You are viewing a plain text version of this content. The canonical link for it is here.
Posted to user@mahout.apache.org by "Faizan(Aroha)" <fa...@arohalabs.net> on 2011/12/19 09:02:48 UTC
Clustering - k-means as a search
Hello,
I'm trying to implement k-means as a search.
I've performed k-means clustering on a huge dataset.
Now if I have a new (small)dataset or document , how will I determine with
which cluster it belongs?
Thanks in advance.
Regards,
Faizan Shaikh
Aroha Labs(Private) Ltd
Re: Clustering - k-means as a search
Posted by Jeff Eastman <jd...@windwardsolutions.com>.
The KMeansDriver has a method (clusterData) which you can invoke from a
Java program to cluster (classify) your new data with the old clusters.
You need to be sure the vectors are the same size (and the elements
denote the same attributes) for this to work. There is currently no CLI
to invoke this step independently from the buildClusters (training) step
and this is indeed under development.
As Paritosh indicates, we are planning to refactor all of the
clusterData implementations into an independent job so the redundant
implementations in the various clustering algorithms can be consolidated.
On 12/19/11 3:46 AM, Paritosh Ranjan wrote:
> This feature is in development.
>
> Try using ClusterClassifier. Populate it with the clusters you have as
> models.

═══

- **TASK 1**
In the k-means thread, rewrite the paragraph beginning "The KMeansDriver has a method" as a short bulleted list that keeps its main facts.
The k-means thread and the records come from unrelated sources.

═══

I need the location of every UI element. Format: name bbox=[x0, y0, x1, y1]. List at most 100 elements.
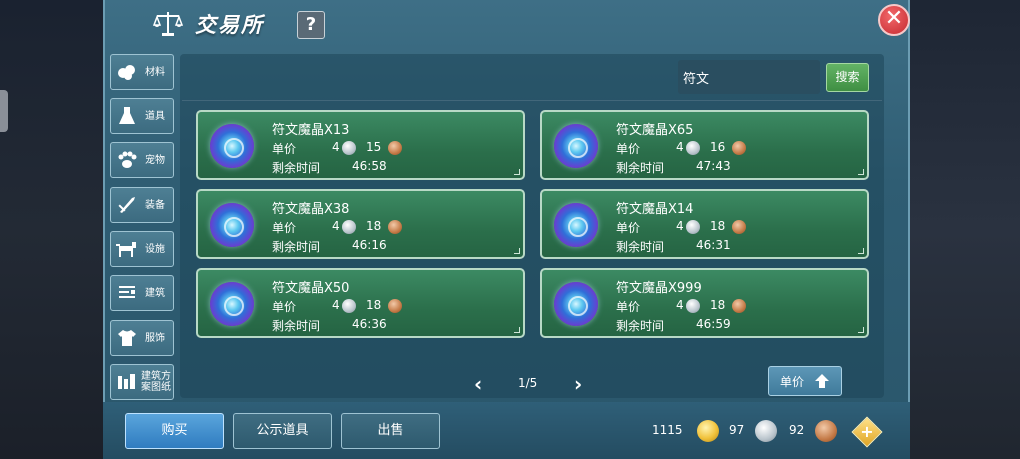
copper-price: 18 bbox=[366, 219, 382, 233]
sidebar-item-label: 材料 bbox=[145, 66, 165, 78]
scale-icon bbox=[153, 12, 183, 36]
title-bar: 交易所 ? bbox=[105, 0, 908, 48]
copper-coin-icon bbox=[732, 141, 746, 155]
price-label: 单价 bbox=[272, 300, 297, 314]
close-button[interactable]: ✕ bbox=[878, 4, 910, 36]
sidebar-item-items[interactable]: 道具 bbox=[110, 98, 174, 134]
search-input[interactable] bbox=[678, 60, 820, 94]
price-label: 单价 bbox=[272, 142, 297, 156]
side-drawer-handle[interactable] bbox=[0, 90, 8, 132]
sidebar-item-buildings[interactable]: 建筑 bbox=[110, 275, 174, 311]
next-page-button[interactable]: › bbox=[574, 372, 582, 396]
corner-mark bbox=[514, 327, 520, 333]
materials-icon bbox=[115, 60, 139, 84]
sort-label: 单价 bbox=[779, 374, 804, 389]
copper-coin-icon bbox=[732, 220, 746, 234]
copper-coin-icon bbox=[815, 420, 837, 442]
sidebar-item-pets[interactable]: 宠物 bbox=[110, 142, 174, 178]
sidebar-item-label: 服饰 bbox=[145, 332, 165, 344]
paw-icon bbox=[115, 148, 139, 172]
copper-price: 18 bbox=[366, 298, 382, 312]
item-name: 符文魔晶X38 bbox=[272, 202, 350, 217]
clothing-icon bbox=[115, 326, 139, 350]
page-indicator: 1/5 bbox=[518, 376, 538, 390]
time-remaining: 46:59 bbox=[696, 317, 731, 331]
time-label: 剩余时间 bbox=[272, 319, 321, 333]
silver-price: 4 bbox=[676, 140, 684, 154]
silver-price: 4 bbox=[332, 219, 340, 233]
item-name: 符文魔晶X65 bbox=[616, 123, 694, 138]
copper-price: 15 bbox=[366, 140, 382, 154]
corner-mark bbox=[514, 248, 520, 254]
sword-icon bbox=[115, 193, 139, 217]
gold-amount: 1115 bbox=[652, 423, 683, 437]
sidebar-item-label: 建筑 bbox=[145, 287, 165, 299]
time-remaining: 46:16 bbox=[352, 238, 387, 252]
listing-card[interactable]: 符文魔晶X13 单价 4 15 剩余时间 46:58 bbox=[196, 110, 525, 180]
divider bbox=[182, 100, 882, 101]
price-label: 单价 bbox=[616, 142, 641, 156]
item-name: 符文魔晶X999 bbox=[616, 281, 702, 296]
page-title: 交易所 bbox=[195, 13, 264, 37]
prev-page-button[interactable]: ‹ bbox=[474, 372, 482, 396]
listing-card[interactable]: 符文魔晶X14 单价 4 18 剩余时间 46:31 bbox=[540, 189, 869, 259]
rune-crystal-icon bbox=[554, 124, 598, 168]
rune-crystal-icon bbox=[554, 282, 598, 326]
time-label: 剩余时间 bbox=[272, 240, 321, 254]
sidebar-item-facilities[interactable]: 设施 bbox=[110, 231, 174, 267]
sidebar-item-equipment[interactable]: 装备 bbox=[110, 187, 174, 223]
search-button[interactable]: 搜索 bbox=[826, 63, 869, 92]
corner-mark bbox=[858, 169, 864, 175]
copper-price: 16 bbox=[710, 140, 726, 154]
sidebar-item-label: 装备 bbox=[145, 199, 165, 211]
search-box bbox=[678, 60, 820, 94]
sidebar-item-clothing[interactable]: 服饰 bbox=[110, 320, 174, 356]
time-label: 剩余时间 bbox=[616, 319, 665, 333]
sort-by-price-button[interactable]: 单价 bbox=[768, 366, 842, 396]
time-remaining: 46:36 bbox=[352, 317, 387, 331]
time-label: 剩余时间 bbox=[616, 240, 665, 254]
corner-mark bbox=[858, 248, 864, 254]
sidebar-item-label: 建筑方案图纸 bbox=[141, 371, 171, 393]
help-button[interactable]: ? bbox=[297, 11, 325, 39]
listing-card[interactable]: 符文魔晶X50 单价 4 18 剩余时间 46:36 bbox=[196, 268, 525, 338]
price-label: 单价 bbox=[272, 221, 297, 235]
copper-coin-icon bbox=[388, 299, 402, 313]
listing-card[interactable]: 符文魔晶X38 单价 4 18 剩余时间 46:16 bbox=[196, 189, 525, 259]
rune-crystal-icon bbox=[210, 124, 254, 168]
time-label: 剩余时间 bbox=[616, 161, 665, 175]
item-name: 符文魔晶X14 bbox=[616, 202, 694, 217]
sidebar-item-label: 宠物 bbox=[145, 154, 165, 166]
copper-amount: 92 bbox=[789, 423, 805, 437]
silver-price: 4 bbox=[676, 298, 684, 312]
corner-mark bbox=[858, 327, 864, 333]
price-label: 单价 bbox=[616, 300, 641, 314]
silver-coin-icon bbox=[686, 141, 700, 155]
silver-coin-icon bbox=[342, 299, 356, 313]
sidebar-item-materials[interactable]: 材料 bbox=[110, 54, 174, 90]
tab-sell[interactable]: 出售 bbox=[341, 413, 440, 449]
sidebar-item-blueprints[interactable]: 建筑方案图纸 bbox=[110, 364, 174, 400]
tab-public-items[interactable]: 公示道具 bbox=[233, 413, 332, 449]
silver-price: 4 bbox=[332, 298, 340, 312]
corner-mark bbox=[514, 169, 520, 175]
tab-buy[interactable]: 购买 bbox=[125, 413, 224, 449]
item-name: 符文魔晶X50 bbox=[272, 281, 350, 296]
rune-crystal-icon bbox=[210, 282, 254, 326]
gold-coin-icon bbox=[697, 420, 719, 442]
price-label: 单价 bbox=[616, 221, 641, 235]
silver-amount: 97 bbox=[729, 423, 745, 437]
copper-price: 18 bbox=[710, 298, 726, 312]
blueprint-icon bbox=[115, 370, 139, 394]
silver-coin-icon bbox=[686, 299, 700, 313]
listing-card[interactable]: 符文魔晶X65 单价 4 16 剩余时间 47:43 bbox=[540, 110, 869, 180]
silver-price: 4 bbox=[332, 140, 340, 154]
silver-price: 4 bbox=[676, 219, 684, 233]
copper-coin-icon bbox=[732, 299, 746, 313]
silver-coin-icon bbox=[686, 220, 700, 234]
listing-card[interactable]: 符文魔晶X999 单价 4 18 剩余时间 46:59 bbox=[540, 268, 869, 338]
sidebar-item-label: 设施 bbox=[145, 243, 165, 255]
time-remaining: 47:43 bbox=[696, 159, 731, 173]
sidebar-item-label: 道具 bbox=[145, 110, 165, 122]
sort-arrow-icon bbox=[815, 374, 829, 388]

═══

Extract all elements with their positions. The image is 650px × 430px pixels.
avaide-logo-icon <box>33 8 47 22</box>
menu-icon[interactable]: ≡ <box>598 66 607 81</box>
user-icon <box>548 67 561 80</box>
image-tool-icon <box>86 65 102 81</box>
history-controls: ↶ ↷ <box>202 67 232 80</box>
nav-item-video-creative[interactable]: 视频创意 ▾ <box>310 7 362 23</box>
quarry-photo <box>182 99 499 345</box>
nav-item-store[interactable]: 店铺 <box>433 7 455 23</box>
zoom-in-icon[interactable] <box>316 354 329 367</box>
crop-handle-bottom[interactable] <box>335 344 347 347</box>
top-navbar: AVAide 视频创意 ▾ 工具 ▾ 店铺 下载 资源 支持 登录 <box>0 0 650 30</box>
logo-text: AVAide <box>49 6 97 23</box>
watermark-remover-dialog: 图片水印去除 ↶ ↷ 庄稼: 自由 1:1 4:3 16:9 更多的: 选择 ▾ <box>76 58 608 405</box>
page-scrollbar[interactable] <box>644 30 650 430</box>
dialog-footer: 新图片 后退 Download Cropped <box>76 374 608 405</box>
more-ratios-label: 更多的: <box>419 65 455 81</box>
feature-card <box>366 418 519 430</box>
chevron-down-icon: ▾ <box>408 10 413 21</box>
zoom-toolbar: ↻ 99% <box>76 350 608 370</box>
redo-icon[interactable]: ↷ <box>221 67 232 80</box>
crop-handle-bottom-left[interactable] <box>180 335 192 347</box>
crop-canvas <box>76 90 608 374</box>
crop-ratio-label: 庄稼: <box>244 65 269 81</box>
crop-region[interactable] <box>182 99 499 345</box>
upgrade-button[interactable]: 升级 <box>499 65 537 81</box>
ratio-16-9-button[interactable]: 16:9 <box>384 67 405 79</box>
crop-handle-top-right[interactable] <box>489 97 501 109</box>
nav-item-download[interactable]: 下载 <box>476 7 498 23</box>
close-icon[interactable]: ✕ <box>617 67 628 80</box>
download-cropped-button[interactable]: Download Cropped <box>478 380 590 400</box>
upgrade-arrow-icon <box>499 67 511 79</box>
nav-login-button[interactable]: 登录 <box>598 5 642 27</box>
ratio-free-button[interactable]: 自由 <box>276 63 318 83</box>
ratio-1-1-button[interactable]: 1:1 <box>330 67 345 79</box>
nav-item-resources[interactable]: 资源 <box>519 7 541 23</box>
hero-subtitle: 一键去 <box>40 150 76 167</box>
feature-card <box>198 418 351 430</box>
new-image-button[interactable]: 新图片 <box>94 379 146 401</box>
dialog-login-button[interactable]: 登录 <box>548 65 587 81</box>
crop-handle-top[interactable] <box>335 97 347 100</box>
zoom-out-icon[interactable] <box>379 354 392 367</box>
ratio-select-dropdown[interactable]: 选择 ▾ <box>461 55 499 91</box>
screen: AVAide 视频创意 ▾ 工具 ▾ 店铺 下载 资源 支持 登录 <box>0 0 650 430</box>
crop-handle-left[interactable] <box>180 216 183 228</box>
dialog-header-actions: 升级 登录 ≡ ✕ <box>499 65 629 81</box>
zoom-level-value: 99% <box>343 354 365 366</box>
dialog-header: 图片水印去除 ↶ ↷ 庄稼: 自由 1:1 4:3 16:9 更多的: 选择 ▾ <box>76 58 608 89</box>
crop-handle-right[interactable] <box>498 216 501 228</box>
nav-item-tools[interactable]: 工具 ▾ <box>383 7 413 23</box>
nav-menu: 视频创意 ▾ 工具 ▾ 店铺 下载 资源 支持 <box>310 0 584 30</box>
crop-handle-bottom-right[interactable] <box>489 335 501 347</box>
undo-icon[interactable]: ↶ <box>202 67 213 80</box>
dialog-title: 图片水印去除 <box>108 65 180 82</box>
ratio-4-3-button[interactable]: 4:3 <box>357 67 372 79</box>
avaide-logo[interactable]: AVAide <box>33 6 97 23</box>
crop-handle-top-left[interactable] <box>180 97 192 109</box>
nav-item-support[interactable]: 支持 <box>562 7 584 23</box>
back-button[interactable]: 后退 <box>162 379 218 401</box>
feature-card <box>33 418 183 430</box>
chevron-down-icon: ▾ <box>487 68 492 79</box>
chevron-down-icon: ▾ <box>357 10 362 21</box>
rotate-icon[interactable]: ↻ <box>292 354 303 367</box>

═══

- **TASK 2**
Reproduce the lines of the records starting with the line that contains "copper-price: 18 bbox=[366, 219, 382, 233]" and going on through the line that contains "sidebar-item-label: 服饰 bbox=[145, 332, 165, 344]", including both of those lines, with no changes.

- **COMPLETE OUTPUT 1**
- KMeansDriver's clusterData method can be called from a Java program to classify new data with the existing clusters.
- For this to work, the vectors must be the same size, and their elements must denote the same attributes.
- No CLI currently runs this step separately from the buildClusters (training) step. Such a feature is under development.

- **COMPLETE OUTPUT 2**
copper-price: 18 bbox=[366, 219, 382, 233]
sidebar-item-label: 材料 bbox=[145, 66, 165, 78]
scale-icon bbox=[153, 12, 183, 36]
title-bar: 交易所 ? bbox=[105, 0, 908, 48]
copper-coin-icon bbox=[732, 141, 746, 155]
price-label: 单价 bbox=[272, 300, 297, 314]
close-button[interactable]: ✕ bbox=[878, 4, 910, 36]
sidebar-item-items[interactable]: 道具 bbox=[110, 98, 174, 134]
search-input[interactable] bbox=[678, 60, 820, 94]
price-label: 单价 bbox=[272, 142, 297, 156]
side-drawer-handle[interactable] bbox=[0, 90, 8, 132]
sidebar-item-buildings[interactable]: 建筑 bbox=[110, 275, 174, 311]
next-page-button[interactable]: › bbox=[574, 372, 582, 396]
corner-mark bbox=[514, 327, 520, 333]
materials-icon bbox=[115, 60, 139, 84]
sort-label: 单价 bbox=[779, 374, 804, 389]
copper-coin-icon bbox=[732, 220, 746, 234]
copper-coin-icon bbox=[815, 420, 837, 442]
sidebar-item-pets[interactable]: 宠物 bbox=[110, 142, 174, 178]
sidebar-item-label: 服饰 bbox=[145, 332, 165, 344]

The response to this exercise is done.